— START OF Data excerpts —

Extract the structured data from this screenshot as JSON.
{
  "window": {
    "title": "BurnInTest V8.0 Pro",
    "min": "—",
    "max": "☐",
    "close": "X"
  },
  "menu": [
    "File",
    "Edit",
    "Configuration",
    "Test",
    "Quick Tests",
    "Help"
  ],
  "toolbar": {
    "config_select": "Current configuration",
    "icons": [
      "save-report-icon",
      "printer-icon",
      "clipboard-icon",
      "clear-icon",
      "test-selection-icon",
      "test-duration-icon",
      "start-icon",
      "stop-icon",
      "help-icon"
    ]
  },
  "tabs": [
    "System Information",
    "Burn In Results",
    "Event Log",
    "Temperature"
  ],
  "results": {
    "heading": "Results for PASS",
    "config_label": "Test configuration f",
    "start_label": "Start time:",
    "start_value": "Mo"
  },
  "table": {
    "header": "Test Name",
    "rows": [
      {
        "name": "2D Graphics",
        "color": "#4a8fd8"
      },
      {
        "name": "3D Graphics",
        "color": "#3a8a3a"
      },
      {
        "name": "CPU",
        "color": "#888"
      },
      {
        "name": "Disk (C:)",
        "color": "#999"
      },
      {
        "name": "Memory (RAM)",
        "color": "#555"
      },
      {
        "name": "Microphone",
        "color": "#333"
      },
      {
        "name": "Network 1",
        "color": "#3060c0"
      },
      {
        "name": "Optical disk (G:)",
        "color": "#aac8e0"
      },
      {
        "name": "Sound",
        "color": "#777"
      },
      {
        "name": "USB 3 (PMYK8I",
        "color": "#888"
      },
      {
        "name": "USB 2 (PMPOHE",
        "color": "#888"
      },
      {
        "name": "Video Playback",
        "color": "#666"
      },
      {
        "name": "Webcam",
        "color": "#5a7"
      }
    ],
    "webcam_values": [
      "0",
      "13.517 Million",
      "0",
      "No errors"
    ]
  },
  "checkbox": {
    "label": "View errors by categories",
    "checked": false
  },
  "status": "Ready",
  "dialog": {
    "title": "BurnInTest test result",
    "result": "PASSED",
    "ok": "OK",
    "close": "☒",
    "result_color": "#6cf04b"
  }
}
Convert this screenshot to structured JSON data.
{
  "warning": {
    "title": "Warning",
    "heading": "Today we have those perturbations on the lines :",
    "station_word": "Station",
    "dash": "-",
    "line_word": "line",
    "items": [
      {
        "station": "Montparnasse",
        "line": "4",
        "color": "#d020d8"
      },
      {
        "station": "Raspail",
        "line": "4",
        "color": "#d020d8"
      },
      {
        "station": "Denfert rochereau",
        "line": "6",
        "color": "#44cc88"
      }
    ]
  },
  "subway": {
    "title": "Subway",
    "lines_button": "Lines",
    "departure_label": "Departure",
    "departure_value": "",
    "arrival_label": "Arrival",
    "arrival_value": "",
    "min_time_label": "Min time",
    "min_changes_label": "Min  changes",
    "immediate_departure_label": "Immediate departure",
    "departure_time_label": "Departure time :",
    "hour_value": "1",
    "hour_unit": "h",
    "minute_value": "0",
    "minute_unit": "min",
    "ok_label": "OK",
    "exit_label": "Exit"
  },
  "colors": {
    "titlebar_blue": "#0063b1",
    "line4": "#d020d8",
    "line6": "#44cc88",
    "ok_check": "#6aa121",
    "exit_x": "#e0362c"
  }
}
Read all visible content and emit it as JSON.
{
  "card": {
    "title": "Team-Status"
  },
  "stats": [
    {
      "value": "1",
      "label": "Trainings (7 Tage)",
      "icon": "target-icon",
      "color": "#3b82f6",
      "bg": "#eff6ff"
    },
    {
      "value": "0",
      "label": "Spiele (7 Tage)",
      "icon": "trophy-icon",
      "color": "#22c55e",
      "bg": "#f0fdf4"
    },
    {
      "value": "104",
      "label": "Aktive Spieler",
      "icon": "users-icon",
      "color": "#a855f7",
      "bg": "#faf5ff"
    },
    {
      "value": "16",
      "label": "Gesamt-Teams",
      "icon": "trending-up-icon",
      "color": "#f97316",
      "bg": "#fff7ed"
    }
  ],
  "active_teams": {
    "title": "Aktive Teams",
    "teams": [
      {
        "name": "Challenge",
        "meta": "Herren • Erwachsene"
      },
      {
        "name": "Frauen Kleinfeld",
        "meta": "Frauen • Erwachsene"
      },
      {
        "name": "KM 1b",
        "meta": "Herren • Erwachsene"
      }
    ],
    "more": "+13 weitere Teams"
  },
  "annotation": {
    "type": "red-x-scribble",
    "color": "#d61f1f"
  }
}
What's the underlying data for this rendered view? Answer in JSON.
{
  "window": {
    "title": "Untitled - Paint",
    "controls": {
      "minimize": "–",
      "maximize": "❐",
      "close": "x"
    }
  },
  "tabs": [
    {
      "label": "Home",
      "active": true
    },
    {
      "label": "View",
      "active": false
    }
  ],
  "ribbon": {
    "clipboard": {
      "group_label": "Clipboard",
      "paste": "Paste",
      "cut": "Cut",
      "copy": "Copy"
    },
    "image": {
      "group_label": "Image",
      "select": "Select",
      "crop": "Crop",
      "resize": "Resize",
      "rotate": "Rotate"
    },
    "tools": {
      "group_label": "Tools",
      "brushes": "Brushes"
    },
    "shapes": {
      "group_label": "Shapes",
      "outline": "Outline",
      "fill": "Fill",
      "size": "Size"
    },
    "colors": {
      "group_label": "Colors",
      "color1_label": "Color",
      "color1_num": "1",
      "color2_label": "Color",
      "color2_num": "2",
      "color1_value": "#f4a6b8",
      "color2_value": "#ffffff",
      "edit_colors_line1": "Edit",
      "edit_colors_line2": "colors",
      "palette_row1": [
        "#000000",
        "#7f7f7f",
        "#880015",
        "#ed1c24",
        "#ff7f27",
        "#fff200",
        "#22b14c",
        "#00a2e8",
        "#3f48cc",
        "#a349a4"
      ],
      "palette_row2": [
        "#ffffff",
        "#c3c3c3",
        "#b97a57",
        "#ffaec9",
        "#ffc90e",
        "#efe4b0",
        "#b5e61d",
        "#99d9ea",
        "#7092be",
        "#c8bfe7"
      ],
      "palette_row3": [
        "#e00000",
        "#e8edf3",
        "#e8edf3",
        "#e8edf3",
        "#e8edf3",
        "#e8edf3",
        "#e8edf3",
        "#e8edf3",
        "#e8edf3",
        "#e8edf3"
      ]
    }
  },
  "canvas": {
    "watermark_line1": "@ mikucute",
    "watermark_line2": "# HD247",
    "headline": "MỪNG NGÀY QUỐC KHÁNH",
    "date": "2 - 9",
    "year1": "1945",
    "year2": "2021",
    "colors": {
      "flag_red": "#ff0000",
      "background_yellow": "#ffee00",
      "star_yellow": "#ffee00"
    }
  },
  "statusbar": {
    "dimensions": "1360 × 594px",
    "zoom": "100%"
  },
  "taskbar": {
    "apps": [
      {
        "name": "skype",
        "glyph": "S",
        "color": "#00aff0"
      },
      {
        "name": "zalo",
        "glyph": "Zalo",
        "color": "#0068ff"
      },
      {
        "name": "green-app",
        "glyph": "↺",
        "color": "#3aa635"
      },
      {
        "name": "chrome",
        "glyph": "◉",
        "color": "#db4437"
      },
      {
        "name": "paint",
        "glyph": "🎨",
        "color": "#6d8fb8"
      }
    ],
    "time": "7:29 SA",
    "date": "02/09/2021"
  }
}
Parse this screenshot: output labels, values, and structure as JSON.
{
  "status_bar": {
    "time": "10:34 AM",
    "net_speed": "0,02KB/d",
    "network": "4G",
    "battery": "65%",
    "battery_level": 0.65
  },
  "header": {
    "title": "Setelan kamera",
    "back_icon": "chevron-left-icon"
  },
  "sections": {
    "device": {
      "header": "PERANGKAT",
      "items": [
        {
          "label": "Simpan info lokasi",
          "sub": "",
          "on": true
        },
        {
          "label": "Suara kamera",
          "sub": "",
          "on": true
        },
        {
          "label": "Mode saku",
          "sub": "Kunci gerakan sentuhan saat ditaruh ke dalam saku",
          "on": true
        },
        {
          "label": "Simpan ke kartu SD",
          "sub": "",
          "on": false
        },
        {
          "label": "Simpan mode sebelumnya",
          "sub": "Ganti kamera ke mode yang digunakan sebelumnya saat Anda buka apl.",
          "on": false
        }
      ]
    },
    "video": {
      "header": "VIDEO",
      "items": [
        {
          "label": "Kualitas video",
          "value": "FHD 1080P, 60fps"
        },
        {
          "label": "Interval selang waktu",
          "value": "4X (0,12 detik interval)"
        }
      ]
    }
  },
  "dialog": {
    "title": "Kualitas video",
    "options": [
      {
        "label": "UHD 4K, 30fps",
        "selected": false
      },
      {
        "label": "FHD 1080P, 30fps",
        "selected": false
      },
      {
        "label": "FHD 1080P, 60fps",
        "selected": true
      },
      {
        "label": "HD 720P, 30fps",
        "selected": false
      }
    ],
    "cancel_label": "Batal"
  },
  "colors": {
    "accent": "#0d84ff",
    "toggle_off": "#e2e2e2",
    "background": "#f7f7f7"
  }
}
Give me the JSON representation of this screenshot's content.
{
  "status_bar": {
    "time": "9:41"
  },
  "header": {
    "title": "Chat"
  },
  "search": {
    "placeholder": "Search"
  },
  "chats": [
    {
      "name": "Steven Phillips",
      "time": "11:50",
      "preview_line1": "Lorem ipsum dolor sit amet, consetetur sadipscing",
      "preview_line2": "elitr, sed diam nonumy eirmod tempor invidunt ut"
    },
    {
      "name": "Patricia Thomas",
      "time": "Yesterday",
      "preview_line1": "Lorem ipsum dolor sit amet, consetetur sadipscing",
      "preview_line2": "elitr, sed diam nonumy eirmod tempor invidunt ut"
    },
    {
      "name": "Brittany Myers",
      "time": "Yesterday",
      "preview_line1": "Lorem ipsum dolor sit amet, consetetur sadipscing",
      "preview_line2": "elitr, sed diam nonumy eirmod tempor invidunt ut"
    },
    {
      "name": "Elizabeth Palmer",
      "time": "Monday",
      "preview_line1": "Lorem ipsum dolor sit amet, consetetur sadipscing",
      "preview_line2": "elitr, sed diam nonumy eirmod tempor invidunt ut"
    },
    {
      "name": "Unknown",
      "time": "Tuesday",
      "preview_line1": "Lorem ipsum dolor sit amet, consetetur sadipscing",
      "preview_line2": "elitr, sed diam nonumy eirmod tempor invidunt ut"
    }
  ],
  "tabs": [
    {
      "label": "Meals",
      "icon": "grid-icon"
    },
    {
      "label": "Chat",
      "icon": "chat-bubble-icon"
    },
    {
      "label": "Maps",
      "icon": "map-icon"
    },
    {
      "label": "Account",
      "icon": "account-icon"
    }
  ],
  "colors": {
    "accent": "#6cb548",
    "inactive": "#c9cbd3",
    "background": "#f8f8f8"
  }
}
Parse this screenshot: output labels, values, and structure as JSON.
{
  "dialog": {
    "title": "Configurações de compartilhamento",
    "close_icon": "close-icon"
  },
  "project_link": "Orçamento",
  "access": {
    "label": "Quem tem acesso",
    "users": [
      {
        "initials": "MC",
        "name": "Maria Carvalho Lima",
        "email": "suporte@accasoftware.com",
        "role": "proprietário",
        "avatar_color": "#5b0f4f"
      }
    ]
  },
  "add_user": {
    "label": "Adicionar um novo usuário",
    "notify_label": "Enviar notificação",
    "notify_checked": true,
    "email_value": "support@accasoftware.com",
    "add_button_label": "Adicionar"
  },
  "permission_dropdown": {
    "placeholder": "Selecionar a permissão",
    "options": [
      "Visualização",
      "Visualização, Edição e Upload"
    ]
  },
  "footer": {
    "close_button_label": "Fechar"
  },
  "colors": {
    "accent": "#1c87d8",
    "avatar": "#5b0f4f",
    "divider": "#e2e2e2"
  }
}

— END OF Data excerpts —

- What is being asked
Determine how many lines of the listing hold the word "time" and reply with that figure alone.

- Result of this exercise
11